Below is a block of records. Copy every line in it that contains the word "relative".

● **Input records**:
▼▼▼
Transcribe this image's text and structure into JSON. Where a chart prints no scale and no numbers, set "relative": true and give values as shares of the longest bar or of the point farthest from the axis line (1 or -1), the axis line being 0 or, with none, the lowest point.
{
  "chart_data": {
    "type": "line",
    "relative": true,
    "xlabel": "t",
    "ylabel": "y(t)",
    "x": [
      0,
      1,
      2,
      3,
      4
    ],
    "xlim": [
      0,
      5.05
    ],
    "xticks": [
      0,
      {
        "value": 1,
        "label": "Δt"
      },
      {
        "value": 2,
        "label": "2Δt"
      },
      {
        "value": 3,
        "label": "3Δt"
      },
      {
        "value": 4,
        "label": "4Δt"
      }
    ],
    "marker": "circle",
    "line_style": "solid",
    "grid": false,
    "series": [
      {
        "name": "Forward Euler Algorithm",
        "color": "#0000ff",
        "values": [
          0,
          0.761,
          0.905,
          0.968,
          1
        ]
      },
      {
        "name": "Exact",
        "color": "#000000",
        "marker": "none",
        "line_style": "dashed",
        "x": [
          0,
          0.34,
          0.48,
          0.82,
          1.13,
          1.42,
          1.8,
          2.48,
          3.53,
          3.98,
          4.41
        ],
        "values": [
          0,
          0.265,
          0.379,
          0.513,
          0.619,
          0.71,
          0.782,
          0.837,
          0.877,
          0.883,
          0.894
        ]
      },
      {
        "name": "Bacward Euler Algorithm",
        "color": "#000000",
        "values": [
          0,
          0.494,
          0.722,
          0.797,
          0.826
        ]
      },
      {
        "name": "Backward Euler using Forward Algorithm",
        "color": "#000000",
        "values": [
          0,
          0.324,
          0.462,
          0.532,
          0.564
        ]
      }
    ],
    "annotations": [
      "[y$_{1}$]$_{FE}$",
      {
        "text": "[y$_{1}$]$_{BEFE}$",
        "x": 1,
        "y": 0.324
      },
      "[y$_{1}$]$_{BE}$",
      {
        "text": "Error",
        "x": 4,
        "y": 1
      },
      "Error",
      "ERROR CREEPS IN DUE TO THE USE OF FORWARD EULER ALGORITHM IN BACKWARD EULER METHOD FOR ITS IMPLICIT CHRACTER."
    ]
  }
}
▲▲▲
● **Exercise result**:
Transcribe this image's text and structure into JSON. Where a chart prints no scale and no numbers, set "relative": true and give values as shares of the longest bar or of the point farthest from the axis line (1 or -1), the axis line being 0 or, with none, the lowest point.
    "relative": true,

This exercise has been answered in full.